DATA EXTRACT:
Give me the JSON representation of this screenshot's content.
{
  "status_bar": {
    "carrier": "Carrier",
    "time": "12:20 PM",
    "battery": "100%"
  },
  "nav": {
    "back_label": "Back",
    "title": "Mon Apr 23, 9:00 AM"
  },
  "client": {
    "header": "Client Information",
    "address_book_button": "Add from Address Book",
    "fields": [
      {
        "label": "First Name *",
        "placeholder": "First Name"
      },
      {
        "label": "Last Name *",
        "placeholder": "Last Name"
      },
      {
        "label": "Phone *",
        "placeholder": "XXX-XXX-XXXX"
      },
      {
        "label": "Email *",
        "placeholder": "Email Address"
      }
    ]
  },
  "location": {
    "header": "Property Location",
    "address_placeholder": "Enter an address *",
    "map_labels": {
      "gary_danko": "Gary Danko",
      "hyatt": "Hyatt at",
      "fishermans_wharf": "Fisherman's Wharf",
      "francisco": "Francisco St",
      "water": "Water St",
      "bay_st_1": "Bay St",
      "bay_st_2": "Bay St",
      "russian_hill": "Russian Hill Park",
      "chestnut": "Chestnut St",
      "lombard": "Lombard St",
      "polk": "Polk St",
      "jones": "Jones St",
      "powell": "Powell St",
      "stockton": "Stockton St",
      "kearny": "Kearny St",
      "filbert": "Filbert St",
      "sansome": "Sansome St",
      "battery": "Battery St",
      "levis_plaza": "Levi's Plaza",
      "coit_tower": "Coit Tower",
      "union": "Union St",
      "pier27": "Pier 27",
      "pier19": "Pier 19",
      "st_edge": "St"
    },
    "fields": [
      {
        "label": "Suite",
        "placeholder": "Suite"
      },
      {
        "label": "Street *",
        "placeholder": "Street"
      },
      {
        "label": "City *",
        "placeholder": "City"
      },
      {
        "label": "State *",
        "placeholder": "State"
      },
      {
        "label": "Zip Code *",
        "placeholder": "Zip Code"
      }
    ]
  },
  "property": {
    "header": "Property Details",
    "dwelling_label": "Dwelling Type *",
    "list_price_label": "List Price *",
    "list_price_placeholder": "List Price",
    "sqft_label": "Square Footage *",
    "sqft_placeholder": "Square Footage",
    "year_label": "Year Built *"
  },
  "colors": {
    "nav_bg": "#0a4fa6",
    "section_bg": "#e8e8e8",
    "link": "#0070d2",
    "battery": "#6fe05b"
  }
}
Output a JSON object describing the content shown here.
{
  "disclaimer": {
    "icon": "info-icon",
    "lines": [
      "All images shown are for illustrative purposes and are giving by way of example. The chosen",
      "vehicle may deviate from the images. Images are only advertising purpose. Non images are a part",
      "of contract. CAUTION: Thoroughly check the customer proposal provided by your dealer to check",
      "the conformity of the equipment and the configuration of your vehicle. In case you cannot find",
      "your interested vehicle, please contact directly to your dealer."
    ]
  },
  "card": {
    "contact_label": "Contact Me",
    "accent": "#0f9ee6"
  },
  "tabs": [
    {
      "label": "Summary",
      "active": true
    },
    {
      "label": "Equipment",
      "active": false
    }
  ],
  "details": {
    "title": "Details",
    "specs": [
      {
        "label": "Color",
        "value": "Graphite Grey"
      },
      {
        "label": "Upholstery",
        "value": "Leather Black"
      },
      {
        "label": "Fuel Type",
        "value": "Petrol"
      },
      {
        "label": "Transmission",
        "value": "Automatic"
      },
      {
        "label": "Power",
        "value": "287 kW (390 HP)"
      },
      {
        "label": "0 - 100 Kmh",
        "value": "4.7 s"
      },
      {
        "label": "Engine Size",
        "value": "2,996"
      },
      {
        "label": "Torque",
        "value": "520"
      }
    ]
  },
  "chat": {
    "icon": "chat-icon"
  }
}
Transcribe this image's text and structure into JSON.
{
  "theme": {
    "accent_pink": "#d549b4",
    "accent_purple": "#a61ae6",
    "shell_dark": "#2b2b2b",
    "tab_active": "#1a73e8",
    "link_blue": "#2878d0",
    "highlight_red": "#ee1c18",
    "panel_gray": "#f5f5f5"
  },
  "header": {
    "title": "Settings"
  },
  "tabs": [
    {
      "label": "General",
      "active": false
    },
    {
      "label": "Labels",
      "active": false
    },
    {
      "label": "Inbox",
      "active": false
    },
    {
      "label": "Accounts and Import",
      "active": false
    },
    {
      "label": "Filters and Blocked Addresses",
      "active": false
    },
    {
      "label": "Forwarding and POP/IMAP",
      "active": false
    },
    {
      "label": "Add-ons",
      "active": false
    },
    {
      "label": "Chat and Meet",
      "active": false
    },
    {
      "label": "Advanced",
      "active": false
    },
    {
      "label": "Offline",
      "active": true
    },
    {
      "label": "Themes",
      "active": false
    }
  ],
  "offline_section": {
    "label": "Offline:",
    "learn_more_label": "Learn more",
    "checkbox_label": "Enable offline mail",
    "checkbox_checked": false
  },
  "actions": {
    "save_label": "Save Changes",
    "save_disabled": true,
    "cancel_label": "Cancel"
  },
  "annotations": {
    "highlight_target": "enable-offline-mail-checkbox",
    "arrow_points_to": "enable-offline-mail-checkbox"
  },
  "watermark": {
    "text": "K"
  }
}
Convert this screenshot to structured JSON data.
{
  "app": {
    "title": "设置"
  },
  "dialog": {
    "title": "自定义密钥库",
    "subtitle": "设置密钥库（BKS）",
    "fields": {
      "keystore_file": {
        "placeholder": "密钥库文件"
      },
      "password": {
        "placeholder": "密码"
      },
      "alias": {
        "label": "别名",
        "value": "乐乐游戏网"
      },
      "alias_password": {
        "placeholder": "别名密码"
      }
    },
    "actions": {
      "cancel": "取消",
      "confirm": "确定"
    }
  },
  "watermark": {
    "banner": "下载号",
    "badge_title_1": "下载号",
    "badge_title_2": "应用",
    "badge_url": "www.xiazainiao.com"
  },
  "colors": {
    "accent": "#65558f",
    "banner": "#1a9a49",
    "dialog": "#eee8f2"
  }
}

TASK GOAL: In the listing above, locate each line with "screenshot" and copy it.

TASK RESPONSE:
Give me the JSON representation of this screenshot's content.
Convert this screenshot to structured JSON data.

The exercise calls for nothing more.